Stored data entries
****
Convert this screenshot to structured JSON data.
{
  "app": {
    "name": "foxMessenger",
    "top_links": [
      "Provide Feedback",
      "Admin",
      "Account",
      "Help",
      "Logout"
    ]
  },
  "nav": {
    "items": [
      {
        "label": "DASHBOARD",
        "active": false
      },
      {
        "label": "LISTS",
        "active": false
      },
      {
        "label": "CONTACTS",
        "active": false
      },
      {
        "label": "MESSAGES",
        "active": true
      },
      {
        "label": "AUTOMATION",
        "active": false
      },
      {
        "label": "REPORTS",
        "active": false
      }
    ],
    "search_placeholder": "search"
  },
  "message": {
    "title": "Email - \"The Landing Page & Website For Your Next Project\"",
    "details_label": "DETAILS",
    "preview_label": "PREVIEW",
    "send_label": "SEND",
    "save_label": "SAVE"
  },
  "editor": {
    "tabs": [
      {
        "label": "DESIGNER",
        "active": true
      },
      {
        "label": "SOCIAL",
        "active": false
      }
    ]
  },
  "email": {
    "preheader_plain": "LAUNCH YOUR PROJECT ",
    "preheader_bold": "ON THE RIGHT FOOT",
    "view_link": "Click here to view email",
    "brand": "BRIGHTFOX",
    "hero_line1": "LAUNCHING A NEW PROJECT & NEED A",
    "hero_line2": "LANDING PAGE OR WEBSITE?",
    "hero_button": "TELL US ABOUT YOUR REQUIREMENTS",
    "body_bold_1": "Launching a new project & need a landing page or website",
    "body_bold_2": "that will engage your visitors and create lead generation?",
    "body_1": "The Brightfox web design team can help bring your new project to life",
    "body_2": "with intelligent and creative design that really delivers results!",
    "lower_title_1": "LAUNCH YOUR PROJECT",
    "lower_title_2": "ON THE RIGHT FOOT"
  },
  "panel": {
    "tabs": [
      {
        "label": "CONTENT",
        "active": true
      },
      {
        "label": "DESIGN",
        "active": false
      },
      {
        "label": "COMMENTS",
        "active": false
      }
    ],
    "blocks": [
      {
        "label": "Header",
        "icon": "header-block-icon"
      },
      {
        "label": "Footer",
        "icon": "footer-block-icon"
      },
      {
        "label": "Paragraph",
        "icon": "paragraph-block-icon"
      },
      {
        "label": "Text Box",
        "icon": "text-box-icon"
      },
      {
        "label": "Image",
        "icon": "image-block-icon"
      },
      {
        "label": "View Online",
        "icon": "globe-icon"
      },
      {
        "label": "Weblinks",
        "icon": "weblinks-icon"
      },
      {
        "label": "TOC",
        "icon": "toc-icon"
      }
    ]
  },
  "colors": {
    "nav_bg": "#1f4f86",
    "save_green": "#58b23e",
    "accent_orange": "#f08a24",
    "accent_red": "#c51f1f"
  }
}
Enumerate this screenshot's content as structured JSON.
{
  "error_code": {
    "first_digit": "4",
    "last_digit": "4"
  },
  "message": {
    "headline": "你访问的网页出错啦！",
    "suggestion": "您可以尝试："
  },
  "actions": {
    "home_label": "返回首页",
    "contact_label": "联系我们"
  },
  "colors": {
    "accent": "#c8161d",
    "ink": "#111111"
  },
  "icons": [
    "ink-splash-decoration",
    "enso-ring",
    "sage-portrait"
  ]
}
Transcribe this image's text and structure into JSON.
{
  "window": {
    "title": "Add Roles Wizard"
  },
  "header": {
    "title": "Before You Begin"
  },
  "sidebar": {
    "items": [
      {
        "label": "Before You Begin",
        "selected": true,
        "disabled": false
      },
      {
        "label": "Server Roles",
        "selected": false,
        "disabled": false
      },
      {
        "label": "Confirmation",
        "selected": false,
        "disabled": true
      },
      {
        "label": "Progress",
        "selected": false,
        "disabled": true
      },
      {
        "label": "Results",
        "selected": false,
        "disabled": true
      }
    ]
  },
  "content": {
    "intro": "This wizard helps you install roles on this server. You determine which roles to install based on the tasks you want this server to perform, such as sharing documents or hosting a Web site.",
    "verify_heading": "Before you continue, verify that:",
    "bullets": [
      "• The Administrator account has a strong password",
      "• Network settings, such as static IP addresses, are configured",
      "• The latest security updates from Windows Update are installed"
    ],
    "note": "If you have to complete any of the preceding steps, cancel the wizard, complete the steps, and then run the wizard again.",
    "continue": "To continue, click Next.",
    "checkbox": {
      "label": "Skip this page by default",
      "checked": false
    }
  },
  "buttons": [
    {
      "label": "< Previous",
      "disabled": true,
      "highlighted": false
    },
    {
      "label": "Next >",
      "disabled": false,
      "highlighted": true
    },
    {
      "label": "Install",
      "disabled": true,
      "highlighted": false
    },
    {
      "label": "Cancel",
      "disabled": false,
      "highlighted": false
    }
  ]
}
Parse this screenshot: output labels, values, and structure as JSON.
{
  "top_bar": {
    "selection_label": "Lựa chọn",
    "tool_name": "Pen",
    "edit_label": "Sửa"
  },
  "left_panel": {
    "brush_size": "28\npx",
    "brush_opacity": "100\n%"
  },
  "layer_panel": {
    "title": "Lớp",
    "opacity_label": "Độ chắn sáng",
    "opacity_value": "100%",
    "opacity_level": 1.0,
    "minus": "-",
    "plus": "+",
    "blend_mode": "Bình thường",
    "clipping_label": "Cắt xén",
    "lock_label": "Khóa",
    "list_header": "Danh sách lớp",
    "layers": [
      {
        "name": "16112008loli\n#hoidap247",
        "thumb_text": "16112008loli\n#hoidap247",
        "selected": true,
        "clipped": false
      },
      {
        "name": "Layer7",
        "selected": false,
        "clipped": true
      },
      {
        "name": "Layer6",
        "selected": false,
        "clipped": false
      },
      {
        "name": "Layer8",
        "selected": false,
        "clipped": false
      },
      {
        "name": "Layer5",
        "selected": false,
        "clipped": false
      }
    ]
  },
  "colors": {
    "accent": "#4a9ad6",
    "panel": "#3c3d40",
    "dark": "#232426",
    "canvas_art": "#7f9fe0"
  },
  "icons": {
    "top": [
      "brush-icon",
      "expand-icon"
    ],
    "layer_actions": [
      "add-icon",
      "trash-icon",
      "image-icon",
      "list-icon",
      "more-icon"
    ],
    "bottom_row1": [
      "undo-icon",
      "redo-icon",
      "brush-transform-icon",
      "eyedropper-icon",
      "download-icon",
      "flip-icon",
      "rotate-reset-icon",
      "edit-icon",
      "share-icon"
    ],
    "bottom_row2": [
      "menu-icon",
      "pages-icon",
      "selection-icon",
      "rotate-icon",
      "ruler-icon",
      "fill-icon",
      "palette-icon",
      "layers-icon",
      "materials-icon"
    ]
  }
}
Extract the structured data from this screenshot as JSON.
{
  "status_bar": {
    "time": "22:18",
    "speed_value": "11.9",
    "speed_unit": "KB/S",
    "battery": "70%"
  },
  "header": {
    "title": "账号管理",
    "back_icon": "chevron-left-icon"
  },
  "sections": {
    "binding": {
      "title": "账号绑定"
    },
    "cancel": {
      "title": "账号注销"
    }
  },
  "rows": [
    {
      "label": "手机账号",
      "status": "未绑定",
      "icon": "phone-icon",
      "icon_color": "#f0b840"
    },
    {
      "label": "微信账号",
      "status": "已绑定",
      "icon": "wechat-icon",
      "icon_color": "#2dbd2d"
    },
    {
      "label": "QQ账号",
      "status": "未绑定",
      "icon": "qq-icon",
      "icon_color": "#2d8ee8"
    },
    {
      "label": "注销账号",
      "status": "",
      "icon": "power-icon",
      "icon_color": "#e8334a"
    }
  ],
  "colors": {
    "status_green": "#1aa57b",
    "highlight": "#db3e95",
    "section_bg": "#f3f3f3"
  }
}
****
▶ _Description of the task_:
Reproduce every line of the material above exactly.

▶ _Written response_:
Convert this screenshot to structured JSON data.
{
  "app": {
    "name": "foxMessenger",
    "top_links": [
      "Provide Feedback",
      "Admin",
      "Account",
      "Help",
      "Logout"
    ]
  },
  "nav": {
    "items": [
      {
        "label": "DASHBOARD",
        "active": false
      },
      {
        "label": "LISTS",
        "active": false
      },
      {
        "label": "CONTACTS",
        "active": false
      },
      {
        "label": "MESSAGES",
        "active": true
      },
      {
        "label": "AUTOMATION",
        "active": false
      },
      {
        "label": "REPORTS",
        "active": false
      }
    ],
    "search_placeholder": "search"
  },
  "message": {
    "title": "Email - \"The Landing Page & Website For Your Next Project\"",
    "details_label": "DETAILS",
    "preview_label": "PREVIEW",
    "send_label": "SEND",
    "save_label": "SAVE"
  },
  "editor": {
    "tabs": [
      {
        "label": "DESIGNER",
        "active": true
      },
      {
        "label": "SOCIAL",
        "active": false
      }
    ]
  },
  "email": {
    "preheader_plain": "LAUNCH YOUR PROJECT ",
    "preheader_bold": "ON THE RIGHT FOOT",
    "view_link": "Click here to view email",
    "brand": "BRIGHTFOX",
    "hero_line1": "LAUNCHING A NEW PROJECT & NEED A",
    "hero_line2": "LANDING PAGE OR WEBSITE?",
    "hero_button": "TELL US ABOUT YOUR REQUIREMENTS",
    "body_bold_1": "Launching a new project & need a landing page or website",
    "body_bold_2": "that will engage your visitors and create lead generation?",
    "body_1": "The Brightfox web design team can help bring your new project to life",
    "body_2": "with intelligent and creative design that really delivers results!",
    "lower_title_1": "LAUNCH YOUR PROJECT",
    "lower_title_2": "ON THE RIGHT FOOT"
  },
  "panel": {
    "tabs": [
      {
        "label": "CONTENT",
        "active": true
      },
      {
        "label": "DESIGN",
        "active": false
      },
      {
        "label": "COMMENTS",
        "active": false
      }
    ],
    "blocks": [
      {
        "label": "Header",
        "icon": "header-block-icon"
      },
      {
        "label": "Footer",
        "icon": "footer-block-icon"
      },
      {
        "label": "Paragraph",
        "icon": "paragraph-block-icon"
      },
      {
        "label": "Text Box",
        "icon": "text-box-icon"
      },
      {
        "label": "Image",
        "icon": "image-block-icon"
      },
      {
        "label": "View Online",
        "icon": "globe-icon"
      },
      {
        "label": "Weblinks",
        "icon": "weblinks-icon"
      },
      {
        "label": "TOC",
        "icon": "toc-icon"
      }
    ]
  },
  "colors": {
    "nav_bg": "#1f4f86",
    "save_green": "#58b23e",
    "accent_orange": "#f08a24",
    "accent_red": "#c51f1f"
  }
}
Enumerate this screenshot's content as structured JSON.
{
  "error_code": {
    "first_digit": "4",
    "last_digit": "4"
  },
  "message": {
    "headline": "你访问的网页出错啦！",
    "suggestion": "您可以尝试："
  },
  "actions": {
    "home_label": "返回首页",
    "contact_label": "联系我们"
  },
  "colors": {
    "accent": "#c8161d",
    "ink": "#111111"
  },
  "icons": [
    "ink-splash-decoration",
    "enso-ring",
    "sage-portrait"
  ]
}
Transcribe this image's text and structure into JSON.
{
  "window": {
    "title": "Add Roles Wizard"
  },
  "header": {
    "title": "Before You Begin"
  },
  "sidebar": {
    "items": [
      {
        "label": "Before You Begin",
        "selected": true,
        "disabled": false
      },
      {
        "label": "Server Roles",
        "selected": false,
        "disabled": false
      },
      {
        "label": "Confirmation",
        "selected": false,
        "disabled": true
      },
      {
        "label": "Progress",
        "selected": false,
        "disabled": true
      },
      {
        "label": "Results",
        "selected": false,
        "disabled": true
      }
    ]
  },
  "content": {
    "intro": "This wizard helps you install roles on this server. You determine which roles to install based on the tasks you want this server to perform, such as sharing documents or hosting a Web site.",
    "verify_heading": "Before you continue, verify that:",
    "bullets": [
      "• The Administrator account has a strong password",
      "• Network settings, such as static IP addresses, are configured",
      "• The latest security updates from Windows Update are installed"
    ],
    "note": "If you have to complete any of the preceding steps, cancel the wizard, complete the steps, and then run the wizard again.",
    "continue": "To continue, click Next.",
    "checkbox": {
      "label": "Skip this page by default",
      "checked": false
    }
  },
  "buttons": [
    {
      "label": "< Previous",
      "disabled": true,
      "highlighted": false
    },
    {
      "label": "Next >",
      "disabled": false,
      "highlighted": true
    },
    {
      "label": "Install",
      "disabled": true,
      "highlighted": false
    },
    {
      "label": "Cancel",
      "disabled": false,
      "highlighted": false
    }
  ]
}
Parse this screenshot: output labels, values, and structure as JSON.
{
  "top_bar": {
    "selection_label": "Lựa chọn",
    "tool_name": "Pen",
    "edit_label": "Sửa"
  },
  "left_panel": {
    "brush_size": "28\npx",
    "brush_opacity": "100\n%"
  },
  "layer_panel": {
    "title": "Lớp",
    "opacity_label": "Độ chắn sáng",
    "opacity_value": "100%",
    "opacity_level": 1.0,
    "minus": "-",
    "plus": "+",
    "blend_mode": "Bình thường",
    "clipping_label": "Cắt xén",
    "lock_label": "Khóa",
    "list_header": "Danh sách lớp",
    "layers": [
      {
        "name": "16112008loli\n#hoidap247",
        "thumb_text": "16112008loli\n#hoidap247",
        "selected": true,
        "clipped": false
      },
      {
        "name": "Layer7",
        "selected": false,
        "clipped": true
      },
      {
        "name": "Layer6",
        "selected": false,
        "clipped": false
      },
      {
        "name": "Layer8",
        "selected": false,
        "clipped": false
      },
      {
        "name": "Layer5",
        "selected": false,
        "clipped": false
      }
    ]
  },
  "colors": {
    "accent": "#4a9ad6",
    "panel": "#3c3d40",
    "dark": "#232426",
    "canvas_art": "#7f9fe0"
  },
  "icons": {
    "top": [
      "brush-icon",
      "expand-icon"
    ],
    "layer_actions": [
      "add-icon",
      "trash-icon",
      "image-icon",
      "list-icon",
      "more-icon"
    ],
    "bottom_row1": [
      "undo-icon",
      "redo-icon",
      "brush-transform-icon",
      "eyedropper-icon",
      "download-icon",
      "flip-icon",
      "rotate-reset-icon",
      "edit-icon",
      "share-icon"
    ],
    "bottom_row2": [
      "menu-icon",
      "pages-icon",
      "selection-icon",
      "rotate-icon",
      "ruler-icon",
      "fill-icon",
      "palette-icon",
      "layers-icon",
      "materials-icon"
    ]
  }
}
Extract the structured data from this screenshot as JSON.
{
  "status_bar": {
    "time": "22:18",
    "speed_value": "11.9",
    "speed_unit": "KB/S",
    "battery": "70%"
  },
  "header": {
    "title": "账号管理",
    "back_icon": "chevron-left-icon"
  },
  "sections": {
    "binding": {
      "title": "账号绑定"
    },
    "cancel": {
      "title": "账号注销"
    }
  },
  "rows": [
    {
      "label": "手机账号",
      "status": "未绑定",
      "icon": "phone-icon",
      "icon_color": "#f0b840"
    },
    {
      "label": "微信账号",
      "status": "已绑定",
      "icon": "wechat-icon",
      "icon_color": "#2dbd2d"
    },
    {
      "label": "QQ账号",
      "status": "未绑定",
      "icon": "qq-icon",
      "icon_color": "#2d8ee8"
    },
    {
      "label": "注销账号",
      "status": "",
      "icon": "power-icon",
      "icon_color": "#e8334a"
    }
  ],
  "colors": {
    "status_green": "#1aa57b",
    "highlight": "#db3e95",
    "section_bg": "#f3f3f3"
  }
}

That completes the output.